The swag-barrowmen selling on commission have 3s. in every 20s. worth of goods that they sell. The commission may average from 9s. to 12s. a week in tolerable weather, but as in bad, and especially in foggy weather, the trade cannot be prosecuted at all, 7s. 6d. may be the highest average, or 10s. the year through.
The character of the penny swag-men belongs more to that of the costermongers than to any other class of street-folk. Many of them drink as freely as their means will permit. I was told of a match between a teetotaller and a beer-drinker, about nine years ago. It was for 5s. a side, and the “Championship.” Each man started with an equal stock, alike in all respects, but my informant had forgotten the precise number of articles. They pattered, twenty-five yards apart one from another, three hours in James-street, Covent-garden; three hours in the Blackfriars-road; and three hours in Deptford. The teetotaller was “sold out” in seven-and-a-half hours; while his opponent—and the contest seems to have been carried on very good-humouredly—at the nine hours’ end, had four dozen articles left, and was rather exhausted, or, as it was described to me, “told out.” The result, albeit, was not looked upon, I was assured, as anything very decisive of the relative merits of beer or water, as the source of strength or inspiration of “patter.” The teetotaller was the smarter, though he did not appear the stronger, man; he abandoned the championship, and went into another trade four years ago. The patter of the swag-men has nothing of the humour of the paper-workers; it is merely declaratory that the extensive stock offered on such liberal terms to the public would furnish a wholesale shop; that such another opportunity for cheap pennyworths could never by any possibility occur again, and that it was a duty on all who heard the patterer to buy at once.

:: Data extract ::
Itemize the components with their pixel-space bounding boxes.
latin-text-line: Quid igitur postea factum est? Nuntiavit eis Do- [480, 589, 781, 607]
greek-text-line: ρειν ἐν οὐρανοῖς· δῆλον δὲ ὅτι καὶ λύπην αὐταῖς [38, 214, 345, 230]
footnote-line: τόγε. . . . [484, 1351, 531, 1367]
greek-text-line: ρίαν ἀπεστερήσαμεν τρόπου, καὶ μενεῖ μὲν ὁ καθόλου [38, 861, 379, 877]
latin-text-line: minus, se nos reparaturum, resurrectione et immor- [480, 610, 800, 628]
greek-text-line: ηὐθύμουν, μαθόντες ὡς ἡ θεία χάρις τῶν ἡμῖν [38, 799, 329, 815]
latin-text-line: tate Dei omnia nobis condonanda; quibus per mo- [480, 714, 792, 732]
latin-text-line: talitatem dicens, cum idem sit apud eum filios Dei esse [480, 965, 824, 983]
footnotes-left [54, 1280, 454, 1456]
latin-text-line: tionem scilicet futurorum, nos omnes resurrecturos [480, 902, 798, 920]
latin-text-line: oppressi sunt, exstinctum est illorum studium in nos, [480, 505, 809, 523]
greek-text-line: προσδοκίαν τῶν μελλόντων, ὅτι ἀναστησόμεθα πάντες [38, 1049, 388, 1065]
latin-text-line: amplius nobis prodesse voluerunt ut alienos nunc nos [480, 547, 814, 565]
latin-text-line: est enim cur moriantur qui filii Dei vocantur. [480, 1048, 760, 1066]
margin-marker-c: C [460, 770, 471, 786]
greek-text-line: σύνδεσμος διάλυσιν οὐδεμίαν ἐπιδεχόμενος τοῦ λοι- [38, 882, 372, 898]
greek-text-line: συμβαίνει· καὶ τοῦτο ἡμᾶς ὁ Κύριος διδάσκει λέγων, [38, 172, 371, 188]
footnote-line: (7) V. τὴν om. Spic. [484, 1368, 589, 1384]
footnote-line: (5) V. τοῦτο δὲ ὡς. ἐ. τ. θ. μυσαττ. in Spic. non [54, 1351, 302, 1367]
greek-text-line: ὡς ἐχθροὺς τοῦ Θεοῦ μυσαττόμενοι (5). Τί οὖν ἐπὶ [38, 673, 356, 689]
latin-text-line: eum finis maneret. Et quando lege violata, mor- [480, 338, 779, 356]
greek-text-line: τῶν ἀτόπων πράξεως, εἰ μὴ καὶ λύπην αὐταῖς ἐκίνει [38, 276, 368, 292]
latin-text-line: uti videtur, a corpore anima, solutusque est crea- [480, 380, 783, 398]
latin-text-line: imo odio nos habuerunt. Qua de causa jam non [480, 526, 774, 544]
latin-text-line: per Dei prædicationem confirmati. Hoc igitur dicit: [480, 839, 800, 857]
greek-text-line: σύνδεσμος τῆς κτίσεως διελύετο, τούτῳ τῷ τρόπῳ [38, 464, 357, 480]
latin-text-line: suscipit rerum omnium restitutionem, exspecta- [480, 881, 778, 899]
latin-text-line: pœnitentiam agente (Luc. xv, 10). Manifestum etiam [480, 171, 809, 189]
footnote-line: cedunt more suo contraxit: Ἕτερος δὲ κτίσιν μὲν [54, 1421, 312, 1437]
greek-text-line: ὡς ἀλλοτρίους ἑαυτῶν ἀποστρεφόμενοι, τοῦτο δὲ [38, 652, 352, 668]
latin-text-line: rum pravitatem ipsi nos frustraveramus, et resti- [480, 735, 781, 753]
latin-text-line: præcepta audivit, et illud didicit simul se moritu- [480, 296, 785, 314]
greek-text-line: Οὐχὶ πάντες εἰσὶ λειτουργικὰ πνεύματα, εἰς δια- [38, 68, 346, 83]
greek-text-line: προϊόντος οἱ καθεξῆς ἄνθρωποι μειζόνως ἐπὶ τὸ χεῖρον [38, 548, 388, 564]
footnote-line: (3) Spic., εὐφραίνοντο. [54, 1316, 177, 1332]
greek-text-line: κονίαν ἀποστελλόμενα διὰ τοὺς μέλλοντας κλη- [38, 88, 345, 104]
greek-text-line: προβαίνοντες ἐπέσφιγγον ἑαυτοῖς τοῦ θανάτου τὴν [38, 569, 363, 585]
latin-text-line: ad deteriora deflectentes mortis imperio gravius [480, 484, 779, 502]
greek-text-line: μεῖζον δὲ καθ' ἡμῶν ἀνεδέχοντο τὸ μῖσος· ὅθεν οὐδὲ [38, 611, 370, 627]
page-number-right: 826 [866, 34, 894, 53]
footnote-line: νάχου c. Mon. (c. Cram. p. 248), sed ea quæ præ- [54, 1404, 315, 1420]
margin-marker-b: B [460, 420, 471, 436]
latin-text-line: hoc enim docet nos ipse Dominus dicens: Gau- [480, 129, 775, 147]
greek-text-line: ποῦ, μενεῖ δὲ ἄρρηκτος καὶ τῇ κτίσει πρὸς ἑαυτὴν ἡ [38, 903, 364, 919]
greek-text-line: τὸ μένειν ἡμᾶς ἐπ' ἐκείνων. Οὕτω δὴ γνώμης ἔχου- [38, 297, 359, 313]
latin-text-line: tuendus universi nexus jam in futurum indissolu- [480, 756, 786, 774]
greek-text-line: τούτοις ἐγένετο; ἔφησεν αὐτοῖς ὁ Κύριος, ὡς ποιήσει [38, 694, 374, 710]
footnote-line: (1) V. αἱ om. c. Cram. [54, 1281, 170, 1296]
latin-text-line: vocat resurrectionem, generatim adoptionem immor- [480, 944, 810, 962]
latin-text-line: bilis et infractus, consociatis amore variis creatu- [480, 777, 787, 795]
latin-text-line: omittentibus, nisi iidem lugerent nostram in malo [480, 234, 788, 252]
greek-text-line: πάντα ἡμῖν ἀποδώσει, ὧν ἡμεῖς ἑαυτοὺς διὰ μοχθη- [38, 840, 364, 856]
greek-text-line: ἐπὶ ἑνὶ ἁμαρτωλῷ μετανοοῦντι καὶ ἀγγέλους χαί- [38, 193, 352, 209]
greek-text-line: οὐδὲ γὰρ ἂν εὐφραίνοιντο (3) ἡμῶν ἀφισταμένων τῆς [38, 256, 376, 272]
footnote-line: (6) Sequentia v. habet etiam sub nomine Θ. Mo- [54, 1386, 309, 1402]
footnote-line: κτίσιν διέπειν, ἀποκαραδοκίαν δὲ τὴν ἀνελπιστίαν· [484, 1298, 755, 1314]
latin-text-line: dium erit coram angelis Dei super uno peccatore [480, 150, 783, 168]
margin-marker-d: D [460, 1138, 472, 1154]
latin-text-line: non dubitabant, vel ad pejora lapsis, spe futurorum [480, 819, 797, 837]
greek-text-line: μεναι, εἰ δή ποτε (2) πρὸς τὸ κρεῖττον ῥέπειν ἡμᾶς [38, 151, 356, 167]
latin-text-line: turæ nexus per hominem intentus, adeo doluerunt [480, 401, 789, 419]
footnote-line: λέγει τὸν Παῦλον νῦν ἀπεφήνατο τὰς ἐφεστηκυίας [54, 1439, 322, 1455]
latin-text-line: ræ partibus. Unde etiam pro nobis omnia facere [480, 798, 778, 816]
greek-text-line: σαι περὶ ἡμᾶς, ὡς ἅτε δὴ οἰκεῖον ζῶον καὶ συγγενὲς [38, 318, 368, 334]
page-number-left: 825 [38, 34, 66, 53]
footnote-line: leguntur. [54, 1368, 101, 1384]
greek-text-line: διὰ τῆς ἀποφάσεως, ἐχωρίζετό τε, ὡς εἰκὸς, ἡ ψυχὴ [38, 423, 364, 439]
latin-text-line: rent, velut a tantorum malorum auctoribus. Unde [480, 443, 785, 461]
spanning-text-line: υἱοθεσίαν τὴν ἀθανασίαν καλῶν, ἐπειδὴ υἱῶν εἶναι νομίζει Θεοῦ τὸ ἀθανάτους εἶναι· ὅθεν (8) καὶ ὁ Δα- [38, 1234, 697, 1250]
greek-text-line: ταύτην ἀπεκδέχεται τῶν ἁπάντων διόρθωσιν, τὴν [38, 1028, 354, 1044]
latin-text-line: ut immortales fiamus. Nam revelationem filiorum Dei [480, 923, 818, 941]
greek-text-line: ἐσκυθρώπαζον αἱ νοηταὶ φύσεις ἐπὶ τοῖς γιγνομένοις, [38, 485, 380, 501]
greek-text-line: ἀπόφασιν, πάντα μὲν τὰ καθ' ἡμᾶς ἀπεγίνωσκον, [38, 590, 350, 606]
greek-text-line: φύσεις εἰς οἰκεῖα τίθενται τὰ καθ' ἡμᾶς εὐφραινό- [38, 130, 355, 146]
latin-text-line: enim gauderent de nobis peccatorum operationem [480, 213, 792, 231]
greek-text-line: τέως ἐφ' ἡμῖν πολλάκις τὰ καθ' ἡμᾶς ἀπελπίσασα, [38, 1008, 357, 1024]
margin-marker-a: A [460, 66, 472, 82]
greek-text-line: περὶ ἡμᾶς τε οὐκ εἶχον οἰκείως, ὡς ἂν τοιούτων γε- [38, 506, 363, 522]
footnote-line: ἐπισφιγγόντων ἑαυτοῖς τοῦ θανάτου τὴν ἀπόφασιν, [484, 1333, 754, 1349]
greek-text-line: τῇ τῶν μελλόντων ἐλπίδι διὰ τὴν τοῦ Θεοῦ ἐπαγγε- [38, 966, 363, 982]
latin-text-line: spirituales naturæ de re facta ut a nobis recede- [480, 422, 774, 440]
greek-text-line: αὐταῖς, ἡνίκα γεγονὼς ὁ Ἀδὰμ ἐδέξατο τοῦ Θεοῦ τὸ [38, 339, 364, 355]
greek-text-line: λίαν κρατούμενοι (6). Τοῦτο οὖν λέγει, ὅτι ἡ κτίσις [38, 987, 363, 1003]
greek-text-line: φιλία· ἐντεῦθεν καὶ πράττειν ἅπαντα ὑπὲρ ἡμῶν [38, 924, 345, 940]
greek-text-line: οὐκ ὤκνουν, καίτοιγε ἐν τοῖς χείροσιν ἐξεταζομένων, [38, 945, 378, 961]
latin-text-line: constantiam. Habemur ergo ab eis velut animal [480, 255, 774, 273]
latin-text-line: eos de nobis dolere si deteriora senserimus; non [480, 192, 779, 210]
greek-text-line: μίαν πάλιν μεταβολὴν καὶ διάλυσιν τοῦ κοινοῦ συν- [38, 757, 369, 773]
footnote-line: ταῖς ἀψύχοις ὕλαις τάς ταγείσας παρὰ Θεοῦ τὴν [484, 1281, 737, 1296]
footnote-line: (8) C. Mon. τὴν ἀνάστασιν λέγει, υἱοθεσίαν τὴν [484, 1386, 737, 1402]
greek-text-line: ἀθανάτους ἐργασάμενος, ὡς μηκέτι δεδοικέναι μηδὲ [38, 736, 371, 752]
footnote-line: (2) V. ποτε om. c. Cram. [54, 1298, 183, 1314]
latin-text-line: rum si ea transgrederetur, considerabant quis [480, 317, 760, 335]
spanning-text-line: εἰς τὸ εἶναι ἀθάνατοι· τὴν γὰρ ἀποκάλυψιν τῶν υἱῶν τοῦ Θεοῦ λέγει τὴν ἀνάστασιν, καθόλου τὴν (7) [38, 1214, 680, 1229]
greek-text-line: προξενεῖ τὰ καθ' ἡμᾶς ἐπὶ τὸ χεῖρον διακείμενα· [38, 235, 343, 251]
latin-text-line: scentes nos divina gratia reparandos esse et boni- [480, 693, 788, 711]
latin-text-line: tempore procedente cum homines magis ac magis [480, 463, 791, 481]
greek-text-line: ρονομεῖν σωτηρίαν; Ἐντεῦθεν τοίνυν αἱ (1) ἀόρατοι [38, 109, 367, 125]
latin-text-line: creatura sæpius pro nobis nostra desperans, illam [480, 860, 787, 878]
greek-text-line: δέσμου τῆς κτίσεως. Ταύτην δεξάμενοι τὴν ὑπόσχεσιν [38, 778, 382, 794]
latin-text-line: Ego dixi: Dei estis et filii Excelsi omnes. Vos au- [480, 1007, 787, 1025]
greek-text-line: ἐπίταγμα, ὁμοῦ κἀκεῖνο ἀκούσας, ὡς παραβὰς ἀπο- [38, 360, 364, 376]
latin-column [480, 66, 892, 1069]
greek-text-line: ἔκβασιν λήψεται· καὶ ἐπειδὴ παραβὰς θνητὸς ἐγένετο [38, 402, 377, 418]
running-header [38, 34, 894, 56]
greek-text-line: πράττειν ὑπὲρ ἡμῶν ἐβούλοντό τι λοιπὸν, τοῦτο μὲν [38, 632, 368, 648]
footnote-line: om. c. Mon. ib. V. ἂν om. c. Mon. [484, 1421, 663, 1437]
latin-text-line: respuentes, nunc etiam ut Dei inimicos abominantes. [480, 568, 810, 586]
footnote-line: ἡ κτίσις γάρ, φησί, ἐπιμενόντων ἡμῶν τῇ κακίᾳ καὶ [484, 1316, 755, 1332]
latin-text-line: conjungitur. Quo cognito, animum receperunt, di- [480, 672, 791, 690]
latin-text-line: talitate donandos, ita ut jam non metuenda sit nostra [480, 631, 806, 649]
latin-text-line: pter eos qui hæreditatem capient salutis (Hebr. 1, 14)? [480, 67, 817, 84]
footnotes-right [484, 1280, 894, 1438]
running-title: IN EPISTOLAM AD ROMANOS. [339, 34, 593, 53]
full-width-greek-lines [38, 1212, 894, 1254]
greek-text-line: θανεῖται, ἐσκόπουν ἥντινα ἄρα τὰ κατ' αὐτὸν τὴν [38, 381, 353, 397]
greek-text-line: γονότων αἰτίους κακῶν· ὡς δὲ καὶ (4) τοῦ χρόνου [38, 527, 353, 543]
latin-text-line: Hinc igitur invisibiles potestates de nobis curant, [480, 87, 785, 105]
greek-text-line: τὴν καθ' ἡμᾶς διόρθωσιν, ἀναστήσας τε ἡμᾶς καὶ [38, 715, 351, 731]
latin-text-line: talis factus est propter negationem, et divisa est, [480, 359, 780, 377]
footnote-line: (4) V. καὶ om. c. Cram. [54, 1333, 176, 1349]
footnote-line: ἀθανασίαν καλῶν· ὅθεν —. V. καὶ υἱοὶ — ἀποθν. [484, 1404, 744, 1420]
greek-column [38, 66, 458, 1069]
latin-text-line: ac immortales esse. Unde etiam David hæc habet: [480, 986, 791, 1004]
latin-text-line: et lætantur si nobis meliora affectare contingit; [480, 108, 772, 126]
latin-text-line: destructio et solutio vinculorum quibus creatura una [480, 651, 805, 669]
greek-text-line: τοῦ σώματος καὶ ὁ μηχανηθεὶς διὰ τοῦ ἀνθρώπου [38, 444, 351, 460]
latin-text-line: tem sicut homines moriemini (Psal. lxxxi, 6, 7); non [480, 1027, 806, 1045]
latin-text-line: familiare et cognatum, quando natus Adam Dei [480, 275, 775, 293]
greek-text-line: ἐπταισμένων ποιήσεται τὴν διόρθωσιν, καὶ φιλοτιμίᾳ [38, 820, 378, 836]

:: Things to do ::
- a) Below the records, set down the part of the passage on the penny swag-men from "The swag-barrowmen selling" up to and including "the year through.", word for word.
- b) Resume the passage on the penny swag-men from the point where it stops.

:: Answer section ::
- a)
The swag-barrowmen selling on commission have 3s. in every 20s. worth of goods that they sell. The commission may average from 9s. to 12s. a week in tolerable weather, but as in bad, and especially in foggy weather, the trade cannot be prosecuted at all, 7s. 6d. may be the highest average, or 10s. the year through.

- b)
The men having their own barrows or stalls (but the stall-trade is small) buy their goods as they find their stock needs replenishment at the swag-shops. “It was a good trade at first, sir,” said one man, “and for its not being a good trade now, we may partly blame one another. There was a cutting down trade among us. Black earrings were bought at 14d. the dozen, and sold at a loss at 1d. each. So were children’s trap-bats, and monkeys up sticks, but they are now 9d. a dozen. Sometimes, sir, as I know, the master of a swag-barrow gets served out. You see, a man may once on a time have a good day, and take as much as 2l. Well, next day he’ll use part of that money, and go as a penny swag on his own account; or else he’ll buy things he is sold out of, and work them on his own account on his master’s barrow. All right, sir; his master makes him a convenience for his own pocket, and so his master may be made a convenience for the man’s. When he takes the barrow back at the week’s end, if he’s been doing a little on his own dodge, there’s the stock, and there’s the money. It’s all right between a rich man and a poor man that way; turn and turn about’s fair play.”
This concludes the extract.